** Goal **
Copy every line of the records below word for word, without changing anything.

** Listed entries **
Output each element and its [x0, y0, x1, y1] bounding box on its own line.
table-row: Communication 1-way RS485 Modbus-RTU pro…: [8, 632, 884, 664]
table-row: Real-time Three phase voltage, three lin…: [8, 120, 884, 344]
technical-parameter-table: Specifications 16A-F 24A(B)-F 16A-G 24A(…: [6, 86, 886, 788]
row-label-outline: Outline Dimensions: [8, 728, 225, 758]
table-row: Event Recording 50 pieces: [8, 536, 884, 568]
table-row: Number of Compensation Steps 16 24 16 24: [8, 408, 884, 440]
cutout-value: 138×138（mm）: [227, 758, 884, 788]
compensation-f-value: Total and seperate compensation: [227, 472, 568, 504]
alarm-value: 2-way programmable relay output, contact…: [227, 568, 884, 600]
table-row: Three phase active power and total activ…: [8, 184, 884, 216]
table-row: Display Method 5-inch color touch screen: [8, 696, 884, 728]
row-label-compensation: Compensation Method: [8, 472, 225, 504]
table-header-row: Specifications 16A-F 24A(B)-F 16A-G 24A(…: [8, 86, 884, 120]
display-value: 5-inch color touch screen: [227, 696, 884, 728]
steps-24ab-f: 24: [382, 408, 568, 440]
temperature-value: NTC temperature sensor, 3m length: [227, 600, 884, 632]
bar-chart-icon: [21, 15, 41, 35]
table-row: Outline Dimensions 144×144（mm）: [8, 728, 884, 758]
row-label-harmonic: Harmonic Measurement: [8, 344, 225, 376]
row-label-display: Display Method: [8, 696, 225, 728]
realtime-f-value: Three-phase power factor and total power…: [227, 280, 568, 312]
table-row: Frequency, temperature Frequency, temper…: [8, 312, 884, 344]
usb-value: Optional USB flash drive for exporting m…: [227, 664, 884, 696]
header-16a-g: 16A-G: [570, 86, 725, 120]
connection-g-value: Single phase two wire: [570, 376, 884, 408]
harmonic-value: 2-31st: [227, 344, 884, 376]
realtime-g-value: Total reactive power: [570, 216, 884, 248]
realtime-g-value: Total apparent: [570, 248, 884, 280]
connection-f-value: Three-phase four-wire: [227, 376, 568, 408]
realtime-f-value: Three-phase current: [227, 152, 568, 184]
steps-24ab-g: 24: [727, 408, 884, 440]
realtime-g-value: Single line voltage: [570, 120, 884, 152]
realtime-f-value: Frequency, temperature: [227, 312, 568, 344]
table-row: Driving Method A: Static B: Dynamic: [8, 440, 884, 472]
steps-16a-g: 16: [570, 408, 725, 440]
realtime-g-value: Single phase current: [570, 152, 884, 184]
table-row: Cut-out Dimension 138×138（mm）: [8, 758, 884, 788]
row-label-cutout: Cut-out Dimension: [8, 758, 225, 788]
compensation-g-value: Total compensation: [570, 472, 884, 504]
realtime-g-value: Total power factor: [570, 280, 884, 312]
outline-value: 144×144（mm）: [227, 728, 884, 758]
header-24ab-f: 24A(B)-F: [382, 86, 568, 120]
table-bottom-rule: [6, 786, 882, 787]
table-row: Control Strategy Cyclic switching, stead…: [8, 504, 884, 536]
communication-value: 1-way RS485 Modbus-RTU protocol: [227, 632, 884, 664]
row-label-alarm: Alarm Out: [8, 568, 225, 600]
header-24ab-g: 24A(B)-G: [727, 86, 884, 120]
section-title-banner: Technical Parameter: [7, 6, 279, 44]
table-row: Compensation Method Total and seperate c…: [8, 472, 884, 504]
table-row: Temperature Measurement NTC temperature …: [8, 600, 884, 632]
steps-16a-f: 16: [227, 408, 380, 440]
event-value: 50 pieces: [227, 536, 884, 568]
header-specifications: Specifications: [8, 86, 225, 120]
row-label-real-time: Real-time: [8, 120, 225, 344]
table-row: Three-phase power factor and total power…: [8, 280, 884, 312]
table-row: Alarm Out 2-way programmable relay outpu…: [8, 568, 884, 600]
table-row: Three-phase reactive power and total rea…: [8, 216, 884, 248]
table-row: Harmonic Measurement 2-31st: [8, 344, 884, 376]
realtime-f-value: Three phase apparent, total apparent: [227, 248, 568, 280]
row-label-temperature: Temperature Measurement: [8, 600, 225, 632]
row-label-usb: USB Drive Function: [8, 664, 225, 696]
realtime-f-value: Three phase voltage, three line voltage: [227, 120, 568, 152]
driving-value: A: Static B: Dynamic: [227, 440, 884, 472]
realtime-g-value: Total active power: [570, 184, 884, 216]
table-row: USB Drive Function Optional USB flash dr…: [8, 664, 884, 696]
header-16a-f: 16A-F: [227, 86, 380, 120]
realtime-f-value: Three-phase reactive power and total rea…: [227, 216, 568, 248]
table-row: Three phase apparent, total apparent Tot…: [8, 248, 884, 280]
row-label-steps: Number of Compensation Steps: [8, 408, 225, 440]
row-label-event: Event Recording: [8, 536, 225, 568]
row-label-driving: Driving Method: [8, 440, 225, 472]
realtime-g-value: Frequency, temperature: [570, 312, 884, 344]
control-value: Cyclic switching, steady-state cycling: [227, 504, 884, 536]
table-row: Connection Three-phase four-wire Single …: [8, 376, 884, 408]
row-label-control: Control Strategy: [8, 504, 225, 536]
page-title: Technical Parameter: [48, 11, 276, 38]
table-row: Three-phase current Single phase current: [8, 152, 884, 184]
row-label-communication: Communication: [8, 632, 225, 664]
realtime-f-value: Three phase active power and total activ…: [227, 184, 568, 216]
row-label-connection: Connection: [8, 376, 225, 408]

** Exercise result **
Output each element and its [x0, y0, x1, y1] bounding box on its own line.
table-row: Communication 1-way RS485 Modbus-RTU pro…: [8, 632, 884, 664]
table-row: Real-time Three phase voltage, three lin…: [8, 120, 884, 344]
technical-parameter-table: Specifications 16A-F 24A(B)-F 16A-G 24A(…: [6, 86, 886, 788]
row-label-outline: Outline Dimensions: [8, 728, 225, 758]
table-row: Event Recording 50 pieces: [8, 536, 884, 568]
table-row: Number of Compensation Steps 16 24 16 24: [8, 408, 884, 440]
cutout-value: 138×138（mm）: [227, 758, 884, 788]
compensation-f-value: Total and seperate compensation: [227, 472, 568, 504]
alarm-value: 2-way programmable relay output, contact…: [227, 568, 884, 600]
table-row: Three phase active power and total activ…: [8, 184, 884, 216]
table-row: Display Method 5-inch color touch screen: [8, 696, 884, 728]
row-label-compensation: Compensation Method: [8, 472, 225, 504]
table-header-row: Specifications 16A-F 24A(B)-F 16A-G 24A(…: [8, 86, 884, 120]
display-value: 5-inch color touch screen: [227, 696, 884, 728]
steps-24ab-f: 24: [382, 408, 568, 440]
temperature-value: NTC temperature sensor, 3m length: [227, 600, 884, 632]
bar-chart-icon: [21, 15, 41, 35]
table-row: Outline Dimensions 144×144（mm）: [8, 728, 884, 758]
row-label-harmonic: Harmonic Measurement: [8, 344, 225, 376]
row-label-display: Display Method: [8, 696, 225, 728]
realtime-f-value: Three-phase power factor and total power…: [227, 280, 568, 312]
table-row: Frequency, temperature Frequency, temper…: [8, 312, 884, 344]
usb-value: Optional USB flash drive for exporting m…: [227, 664, 884, 696]
header-16a-g: 16A-G: [570, 86, 725, 120]
connection-g-value: Single phase two wire: [570, 376, 884, 408]
harmonic-value: 2-31st: [227, 344, 884, 376]
realtime-g-value: Total reactive power: [570, 216, 884, 248]
realtime-g-value: Total apparent: [570, 248, 884, 280]
connection-f-value: Three-phase four-wire: [227, 376, 568, 408]
realtime-f-value: Three-phase current: [227, 152, 568, 184]
steps-24ab-g: 24: [727, 408, 884, 440]
realtime-g-value: Single line voltage: [570, 120, 884, 152]
realtime-f-value: Frequency, temperature: [227, 312, 568, 344]
table-row: Driving Method A: Static B: Dynamic: [8, 440, 884, 472]
steps-16a-g: 16: [570, 408, 725, 440]
realtime-g-value: Single phase current: [570, 152, 884, 184]
table-row: Cut-out Dimension 138×138（mm）: [8, 758, 884, 788]
row-label-cutout: Cut-out Dimension: [8, 758, 225, 788]
compensation-g-value: Total compensation: [570, 472, 884, 504]
realtime-g-value: Total power factor: [570, 280, 884, 312]
outline-value: 144×144（mm）: [227, 728, 884, 758]
header-24ab-f: 24A(B)-F: [382, 86, 568, 120]
table-bottom-rule: [6, 786, 882, 787]
table-row: Control Strategy Cyclic switching, stead…: [8, 504, 884, 536]
communication-value: 1-way RS485 Modbus-RTU protocol: [227, 632, 884, 664]
row-label-alarm: Alarm Out: [8, 568, 225, 600]
header-24ab-g: 24A(B)-G: [727, 86, 884, 120]
section-title-banner: Technical Parameter: [7, 6, 279, 44]
table-row: Compensation Method Total and seperate c…: [8, 472, 884, 504]
table-row: Temperature Measurement NTC temperature …: [8, 600, 884, 632]
steps-16a-f: 16: [227, 408, 380, 440]
event-value: 50 pieces: [227, 536, 884, 568]
header-specifications: Specifications: [8, 86, 225, 120]
row-label-real-time: Real-time: [8, 120, 225, 344]
table-row: Three-phase power factor and total power…: [8, 280, 884, 312]
table-row: Alarm Out 2-way programmable relay outpu…: [8, 568, 884, 600]
table-row: Three-phase reactive power and total rea…: [8, 216, 884, 248]
table-row: Harmonic Measurement 2-31st: [8, 344, 884, 376]
realtime-f-value: Three phase apparent, total apparent: [227, 248, 568, 280]
row-label-temperature: Temperature Measurement: [8, 600, 225, 632]
row-label-usb: USB Drive Function: [8, 664, 225, 696]
realtime-f-value: Three phase voltage, three line voltage: [227, 120, 568, 152]
driving-value: A: Static B: Dynamic: [227, 440, 884, 472]
realtime-g-value: Total active power: [570, 184, 884, 216]
table-row: USB Drive Function Optional USB flash dr…: [8, 664, 884, 696]
header-16a-f: 16A-F: [227, 86, 380, 120]
realtime-f-value: Three-phase reactive power and total rea…: [227, 216, 568, 248]
table-row: Three phase apparent, total apparent Tot…: [8, 248, 884, 280]
row-label-steps: Number of Compensation Steps: [8, 408, 225, 440]
row-label-event: Event Recording: [8, 536, 225, 568]
row-label-driving: Driving Method: [8, 440, 225, 472]
realtime-g-value: Frequency, temperature: [570, 312, 884, 344]
control-value: Cyclic switching, steady-state cycling: [227, 504, 884, 536]
table-row: Connection Three-phase four-wire Single …: [8, 376, 884, 408]
row-label-control: Control Strategy: [8, 504, 225, 536]
page-title: Technical Parameter: [48, 11, 276, 38]
table-row: Three-phase current Single phase current: [8, 152, 884, 184]
row-label-communication: Communication: [8, 632, 225, 664]
realtime-f-value: Three phase active power and total activ…: [227, 184, 568, 216]
row-label-connection: Connection: [8, 376, 225, 408]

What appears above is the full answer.